Documents in public repositories are accessible without authentication. Additionally, individual documents (even in private repositories) can be shared via time-limited or permanent share links.

Public Repository Access¶

Public repositories allow unauthenticated access to: - Rendered document content - File tree navigation - Revision history (view only) - Raw markdown download

Public repositories do not allow unauthenticated: - Proposal creation - Review submission - Settings changes - Member management

For sharing specific documents from private repositories:

scribegate.dev/s/sl_abc123def456...     # Share link (short URL, opaque token with sl_ prefix)

Share links are: - Created by users with Contributor role or above - Scoped to a single document — at a specific revision (pinned) or always the latest (live) - Time-limited with configurable expiry (default: 7 days, max: 365 days, or permanent) - Revocable by the creator or any repository Admin - Read-only (no editing, no authentication, no account required to view) - Audited (create/revoke/access events logged with IP)

Implementation¶

Token format. Tokens use the sl_ prefix followed by 32 random bytes encoded as URL-safe Base64 with padding stripped. Mirrors the sg_ API token scheme.

Token storage. Tokens are SHA-256 hashed before storage; the raw token is shown once at creation time and never again. A display-only TokenPrefix (first 8 chars) is stored for UI listings — enough to distinguish links in a list, not enough to reconstruct the secret.

_ _ _ _ _

> [The exercise]
Update the access documentation starting at "Public Repository Access¶" and ending at "with sl_ prefix)", changing "unauthenticated" to "anonymous" throughout. Work from the access documentation alone.

Labeled region entries
_ _ _ _ _

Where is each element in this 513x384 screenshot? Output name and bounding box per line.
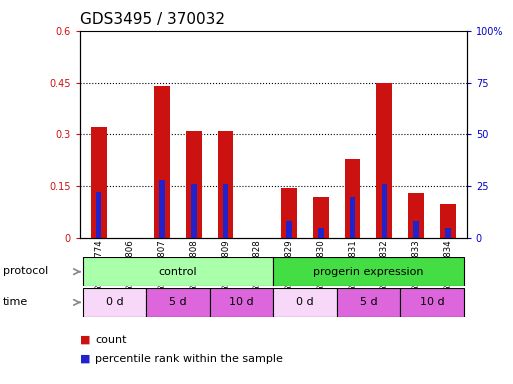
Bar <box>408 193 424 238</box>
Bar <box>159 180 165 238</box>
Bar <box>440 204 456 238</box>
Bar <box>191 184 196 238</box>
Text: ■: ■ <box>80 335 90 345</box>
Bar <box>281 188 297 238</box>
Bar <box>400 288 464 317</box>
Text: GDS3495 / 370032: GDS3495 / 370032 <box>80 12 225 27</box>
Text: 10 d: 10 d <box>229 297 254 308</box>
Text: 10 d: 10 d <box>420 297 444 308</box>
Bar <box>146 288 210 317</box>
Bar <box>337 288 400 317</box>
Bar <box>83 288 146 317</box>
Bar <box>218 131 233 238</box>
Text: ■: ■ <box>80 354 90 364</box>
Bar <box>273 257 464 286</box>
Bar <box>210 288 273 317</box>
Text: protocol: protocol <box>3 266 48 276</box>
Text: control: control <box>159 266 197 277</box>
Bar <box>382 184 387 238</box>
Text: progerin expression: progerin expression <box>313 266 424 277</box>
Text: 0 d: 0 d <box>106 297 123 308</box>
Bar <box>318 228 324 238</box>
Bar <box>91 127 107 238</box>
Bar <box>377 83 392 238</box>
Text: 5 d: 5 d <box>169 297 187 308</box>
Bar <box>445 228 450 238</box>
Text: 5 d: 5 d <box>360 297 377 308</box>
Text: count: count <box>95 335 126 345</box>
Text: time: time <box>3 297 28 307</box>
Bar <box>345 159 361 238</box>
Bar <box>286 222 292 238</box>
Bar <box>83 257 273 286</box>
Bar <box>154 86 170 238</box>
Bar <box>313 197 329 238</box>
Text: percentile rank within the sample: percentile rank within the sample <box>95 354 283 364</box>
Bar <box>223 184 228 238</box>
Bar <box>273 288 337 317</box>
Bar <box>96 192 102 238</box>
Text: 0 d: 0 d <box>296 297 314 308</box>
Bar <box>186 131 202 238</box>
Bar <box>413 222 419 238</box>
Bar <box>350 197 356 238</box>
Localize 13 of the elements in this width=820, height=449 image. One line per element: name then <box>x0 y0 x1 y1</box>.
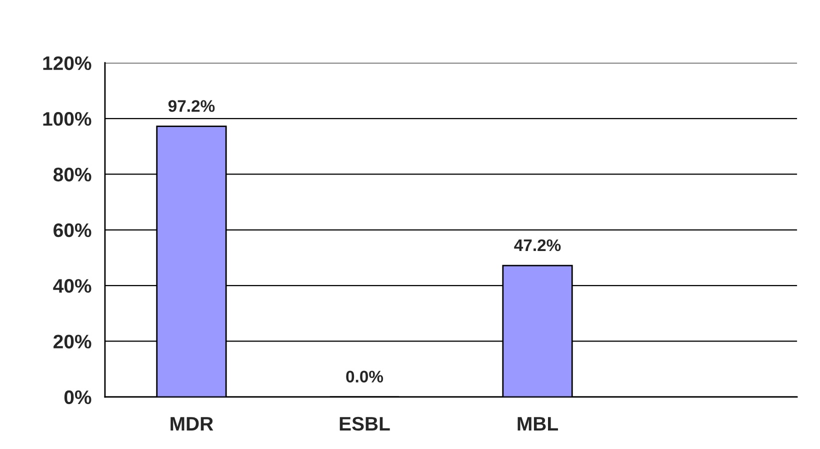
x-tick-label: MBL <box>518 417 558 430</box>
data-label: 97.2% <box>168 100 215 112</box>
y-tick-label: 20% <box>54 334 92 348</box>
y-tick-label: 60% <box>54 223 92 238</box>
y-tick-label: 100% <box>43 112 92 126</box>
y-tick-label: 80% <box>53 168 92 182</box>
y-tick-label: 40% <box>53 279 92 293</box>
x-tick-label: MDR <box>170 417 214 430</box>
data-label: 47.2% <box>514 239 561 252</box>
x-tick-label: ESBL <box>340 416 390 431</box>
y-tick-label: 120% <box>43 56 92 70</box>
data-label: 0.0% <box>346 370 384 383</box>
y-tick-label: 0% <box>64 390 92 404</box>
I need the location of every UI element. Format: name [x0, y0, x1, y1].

_ _ _ _ _

> [Response to this task]
Public Repository Access¶

Public repositories allow anonymous access to: - Rendered document content - File tree navigation - Revision history (view only) - Raw markdown download

Public repositories do not allow anonymous: - Proposal creation - Review submission - Settings changes - Member management

For sharing specific documents from private repositories:

scribegate.dev/s/sl_abc123def456...     # Share link (short URL, opaque token with sl_ prefix)